* **What you need to do**
Your answer must be every line of the data below that holds the string "aprendimos", copied exactly.

Records from a data source:
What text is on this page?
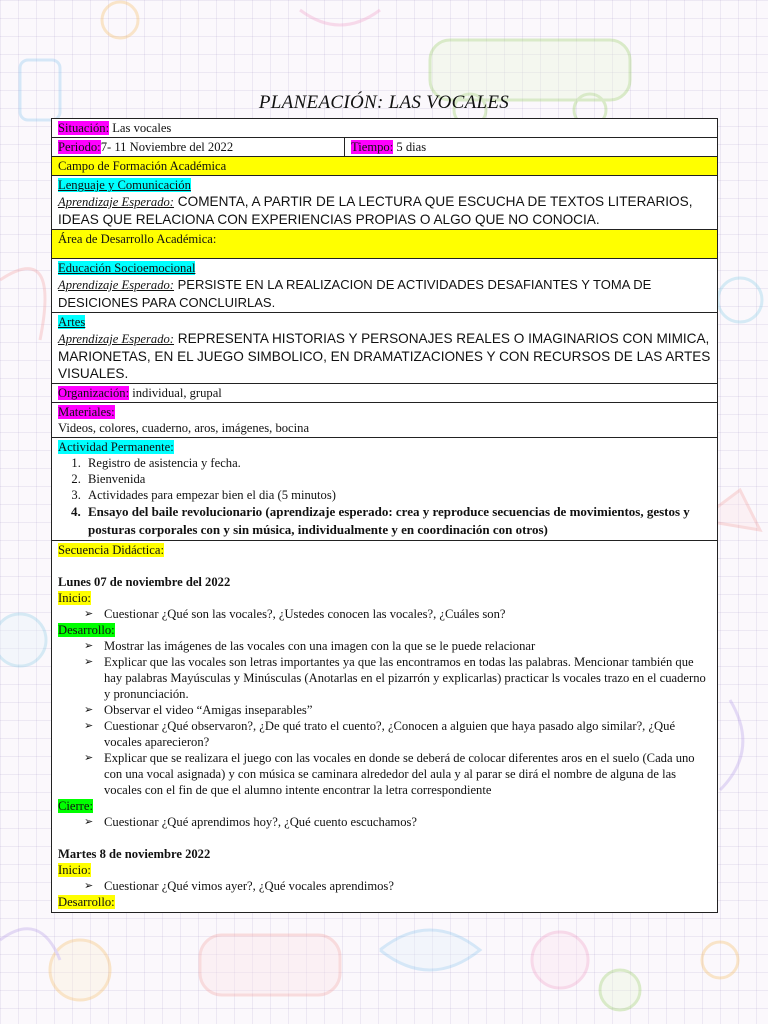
PLANEACIÓN: LAS VOCALES
Situación: Las vocales
Periodo:7- 11 Noviembre del 2022	Tiempo: 5 dias
Campo de Formación Académica
Lenguaje y Comunicación
Aprendizaje Esperado: COMENTA, A PARTIR DE LA LECTURA QUE ESCUCHA DE TEXTOS LITERARIOS, IDEAS QUE RELACIONA CON EXPERIENCIAS PROPIAS O ALGO QUE NO CONOCIA.
Área de Desarrollo Académica:
Educación Socioemocional
Aprendizaje Esperado: PERSISTE EN LA REALIZACION DE ACTIVIDADES DESAFIANTES Y TOMA DE DESICIONES PARA CONCLUIRLAS.
Artes
Aprendizaje Esperado: REPRESENTA HISTORIAS Y PERSONAJES REALES O IMAGINARIOS CON MIMICA, MARIONETAS, EN EL JUEGO SIMBOLICO, EN DRAMATIZACIONES Y CON RECURSOS DE LAS ARTES VISUALES.
Organización: individual, grupal
Materiales:
Videos, colores, cuaderno, aros, imágenes, bocina
Actividad Permanente:
1. Registro de asistencia y fecha.
2. Bienvenida
3. Actividades para empezar bien el dia (5 minutos)
4. Ensayo del baile revolucionario (aprendizaje esperado: crea y reproduce secuencias de movimientos, gestos y posturas corporales con y sin música, individualmente y en coordinación con otros)
Secuencia Didáctica:
Lunes 07 de noviembre del 2022
Inicio:
➢ Cuestionar ¿Qué son las vocales?, ¿Ustedes conocen las vocales?, ¿Cuáles son?
Desarrollo:
➢ Mostrar las imágenes de las vocales con una imagen con la que se le puede relacionar
➢ Explicar que las vocales son letras importantes ya que las encontramos en todas las palabras. Mencionar también que hay palabras Mayúsculas y Minúsculas (Anotarlas en el pizarrón y explicarlas) practicar ls vocales trazo en el cuaderno y pronunciación.
➢ Observar el video “Amigas inseparables”
➢ Cuestionar ¿Qué observaron?, ¿De qué trato el cuento?, ¿Conocen a alguien que haya pasado algo similar?, ¿Qué vocales aparecieron?
➢ Explicar que se realizara el juego con las vocales en donde se deberá de colocar diferentes aros en el suelo (Cada uno con una vocal asignada) y con música se caminara alrededor del aula y al parar se dirá el nombre de alguna de las vocales con el fin de que el alumno intente encontrar la letra correspondiente
Cierre:
➢ Cuestionar ¿Qué aprendimos hoy?, ¿Qué cuento escuchamos?
Martes 8 de noviembre 2022
Inicio:
➢ Cuestionar ¿Qué vimos ayer?, ¿Qué vocales aprendimos?
Desarrollo:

* **Response to this exercise**
➢ Cuestionar ¿Qué aprendimos hoy?, ¿Qué cuento escuchamos?
➢ Cuestionar ¿Qué vimos ayer?, ¿Qué vocales aprendimos?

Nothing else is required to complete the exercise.